Items from a data source

— START —

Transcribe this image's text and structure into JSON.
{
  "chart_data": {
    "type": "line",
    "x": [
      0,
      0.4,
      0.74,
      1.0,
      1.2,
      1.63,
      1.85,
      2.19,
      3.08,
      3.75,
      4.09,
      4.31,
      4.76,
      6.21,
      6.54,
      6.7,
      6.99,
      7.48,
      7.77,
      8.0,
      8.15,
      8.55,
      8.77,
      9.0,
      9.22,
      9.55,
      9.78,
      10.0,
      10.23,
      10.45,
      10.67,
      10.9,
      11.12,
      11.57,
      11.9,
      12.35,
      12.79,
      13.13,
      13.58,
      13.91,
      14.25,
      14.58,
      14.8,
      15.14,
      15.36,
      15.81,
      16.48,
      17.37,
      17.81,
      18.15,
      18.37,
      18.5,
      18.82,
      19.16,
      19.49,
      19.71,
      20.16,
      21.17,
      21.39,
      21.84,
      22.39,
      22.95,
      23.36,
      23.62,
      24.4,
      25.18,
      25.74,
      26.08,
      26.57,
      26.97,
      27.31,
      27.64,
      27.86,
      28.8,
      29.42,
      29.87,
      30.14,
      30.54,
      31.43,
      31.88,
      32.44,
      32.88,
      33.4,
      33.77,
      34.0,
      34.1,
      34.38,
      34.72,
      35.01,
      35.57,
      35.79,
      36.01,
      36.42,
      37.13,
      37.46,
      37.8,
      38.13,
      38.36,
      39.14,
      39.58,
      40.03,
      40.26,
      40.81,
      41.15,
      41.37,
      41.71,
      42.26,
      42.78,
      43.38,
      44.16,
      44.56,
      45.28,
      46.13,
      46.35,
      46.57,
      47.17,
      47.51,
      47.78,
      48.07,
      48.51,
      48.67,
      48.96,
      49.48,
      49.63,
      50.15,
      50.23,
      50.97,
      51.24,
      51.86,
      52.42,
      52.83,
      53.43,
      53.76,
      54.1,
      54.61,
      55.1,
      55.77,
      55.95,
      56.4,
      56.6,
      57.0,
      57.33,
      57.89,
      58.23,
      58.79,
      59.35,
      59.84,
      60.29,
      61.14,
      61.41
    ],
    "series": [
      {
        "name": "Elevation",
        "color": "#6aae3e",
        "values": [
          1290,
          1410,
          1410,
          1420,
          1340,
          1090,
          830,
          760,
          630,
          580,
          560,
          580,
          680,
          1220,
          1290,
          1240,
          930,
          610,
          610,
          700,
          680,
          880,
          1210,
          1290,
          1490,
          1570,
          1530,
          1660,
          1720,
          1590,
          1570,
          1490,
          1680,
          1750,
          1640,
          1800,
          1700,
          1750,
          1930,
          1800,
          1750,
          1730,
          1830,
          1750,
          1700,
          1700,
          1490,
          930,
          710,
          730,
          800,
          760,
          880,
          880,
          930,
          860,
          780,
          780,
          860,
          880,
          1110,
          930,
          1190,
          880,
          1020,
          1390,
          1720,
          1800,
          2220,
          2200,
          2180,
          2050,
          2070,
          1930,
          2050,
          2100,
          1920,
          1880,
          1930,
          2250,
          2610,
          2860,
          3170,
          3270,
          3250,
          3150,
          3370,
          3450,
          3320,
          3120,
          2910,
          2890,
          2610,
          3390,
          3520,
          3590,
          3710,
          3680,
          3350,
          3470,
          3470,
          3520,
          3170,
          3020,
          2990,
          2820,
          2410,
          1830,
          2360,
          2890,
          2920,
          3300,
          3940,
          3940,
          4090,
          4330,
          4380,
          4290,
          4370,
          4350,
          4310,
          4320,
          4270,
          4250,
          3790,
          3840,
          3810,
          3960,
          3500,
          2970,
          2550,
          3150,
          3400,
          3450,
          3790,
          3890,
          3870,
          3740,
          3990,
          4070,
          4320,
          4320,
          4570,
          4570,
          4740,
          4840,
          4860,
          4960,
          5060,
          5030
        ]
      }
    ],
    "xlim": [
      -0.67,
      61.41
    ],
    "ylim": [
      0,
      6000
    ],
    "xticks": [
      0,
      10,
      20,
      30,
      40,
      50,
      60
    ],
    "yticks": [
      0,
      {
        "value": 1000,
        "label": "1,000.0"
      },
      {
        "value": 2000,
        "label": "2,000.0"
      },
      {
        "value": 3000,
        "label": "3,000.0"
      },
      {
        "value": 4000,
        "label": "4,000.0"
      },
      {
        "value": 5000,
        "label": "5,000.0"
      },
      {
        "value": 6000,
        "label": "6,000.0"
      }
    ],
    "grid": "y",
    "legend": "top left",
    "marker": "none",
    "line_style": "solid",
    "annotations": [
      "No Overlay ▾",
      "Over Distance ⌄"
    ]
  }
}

— END —

Return each line of the data exactly as written above.

▶ [Problem solution]:
Transcribe this image's text and structure into JSON.
{
  "chart_data": {
    "type": "line",
    "x": [
      0,
      0.4,
      0.74,
      1.0,
      1.2,
      1.63,
      1.85,
      2.19,
      3.08,
      3.75,
      4.09,
      4.31,
      4.76,
      6.21,
      6.54,
      6.7,
      6.99,
      7.48,
      7.77,
      8.0,
      8.15,
      8.55,
      8.77,
      9.0,
      9.22,
      9.55,
      9.78,
      10.0,
      10.23,
      10.45,
      10.67,
      10.9,
      11.12,
      11.57,
      11.9,
      12.35,
      12.79,
      13.13,
      13.58,
      13.91,
      14.25,
      14.58,
      14.8,
      15.14,
      15.36,
      15.81,
      16.48,
      17.37,
      17.81,
      18.15,
      18.37,
      18.5,
      18.82,
      19.16,
      19.49,
      19.71,
      20.16,
      21.17,
      21.39,
      21.84,
      22.39,
      22.95,
      23.36,
      23.62,
      24.4,
      25.18,
      25.74,
      26.08,
      26.57,
      26.97,
      27.31,
      27.64,
      27.86,
      28.8,
      29.42,
      29.87,
      30.14,
      30.54,
      31.43,
      31.88,
      32.44,
      32.88,
      33.4,
      33.77,
      34.0,
      34.1,
      34.38,
      34.72,
      35.01,
      35.57,
      35.79,
      36.01,
      36.42,
      37.13,
      37.46,
      37.8,
      38.13,
      38.36,
      39.14,
      39.58,
      40.03,
      40.26,
      40.81,
      41.15,
      41.37,
      41.71,
      42.26,
      42.78,
      43.38,
      44.16,
      44.56,
      45.28,
      46.13,
      46.35,
      46.57,
      47.17,
      47.51,
      47.78,
      48.07,
      48.51,
      48.67,
      48.96,
      49.48,
      49.63,
      50.15,
      50.23,
      50.97,
      51.24,
      51.86,
      52.42,
      52.83,
      53.43,
      53.76,
      54.1,
      54.61,
      55.1,
      55.77,
      55.95,
      56.4,
      56.6,
      57.0,
      57.33,
      57.89,
      58.23,
      58.79,
      59.35,
      59.84,
      60.29,
      61.14,
      61.41
    ],
    "series": [
      {
        "name": "Elevation",
        "color": "#6aae3e",
        "values": [
          1290,
          1410,
          1410,
          1420,
          1340,
          1090,
          830,
          760,
          630,
          580,
          560,
          580,
          680,
          1220,
          1290,
          1240,
          930,
          610,
          610,
          700,
          680,
          880,
          1210,
          1290,
          1490,
          1570,
          1530,
          1660,
          1720,
          1590,
          1570,
          1490,
          1680,
          1750,
          1640,
          1800,
          1700,
          1750,
          1930,
          1800,
          1750,
          1730,
          1830,
          1750,
          1700,
          1700,
          1490,
          930,
          710,
          730,
          800,
          760,
          880,
          880,
          930,
          860,
          780,
          780,
          860,
          880,
          1110,
          930,
          1190,
          880,
          1020,
          1390,
          1720,
          1800,
          2220,
          2200,
          2180,
          2050,
          2070,
          1930,
          2050,
          2100,
          1920,
          1880,
          1930,
          2250,
          2610,
          2860,
          3170,
          3270,
          3250,
          3150,
          3370,
          3450,
          3320,
          3120,
          2910,
          2890,
          2610,
          3390,
          3520,
          3590,
          3710,
          3680,
          3350,
          3470,
          3470,
          3520,
          3170,
          3020,
          2990,
          2820,
          2410,
          1830,
          2360,
          2890,
          2920,
          3300,
          3940,
          3940,
          4090,
          4330,
          4380,
          4290,
          4370,
          4350,
          4310,
          4320,
          4270,
          4250,
          3790,
          3840,
          3810,
          3960,
          3500,
          2970,
          2550,
          3150,
          3400,
          3450,
          3790,
          3890,
          3870,
          3740,
          3990,
          4070,
          4320,
          4320,
          4570,
          4570,
          4740,
          4840,
          4860,
          4960,
          5060,
          5030
        ]
      }
    ],
    "xlim": [
      -0.67,
      61.41
    ],
    "ylim": [
      0,
      6000
    ],
    "xticks": [
      0,
      10,
      20,
      30,
      40,
      50,
      60
    ],
    "yticks": [
      0,
      {
        "value": 1000,
        "label": "1,000.0"
      },
      {
        "value": 2000,
        "label": "2,000.0"
      },
      {
        "value": 3000,
        "label": "3,000.0"
      },
      {
        "value": 4000,
        "label": "4,000.0"
      },
      {
        "value": 5000,
        "label": "5,000.0"
      },
      {
        "value": 6000,
        "label": "6,000.0"
      }
    ],
    "grid": "y",
    "legend": "top left",
    "marker": "none",
    "line_style": "solid",
    "annotations": [
      "No Overlay ▾",
      "Over Distance ⌄"
    ]
  }
}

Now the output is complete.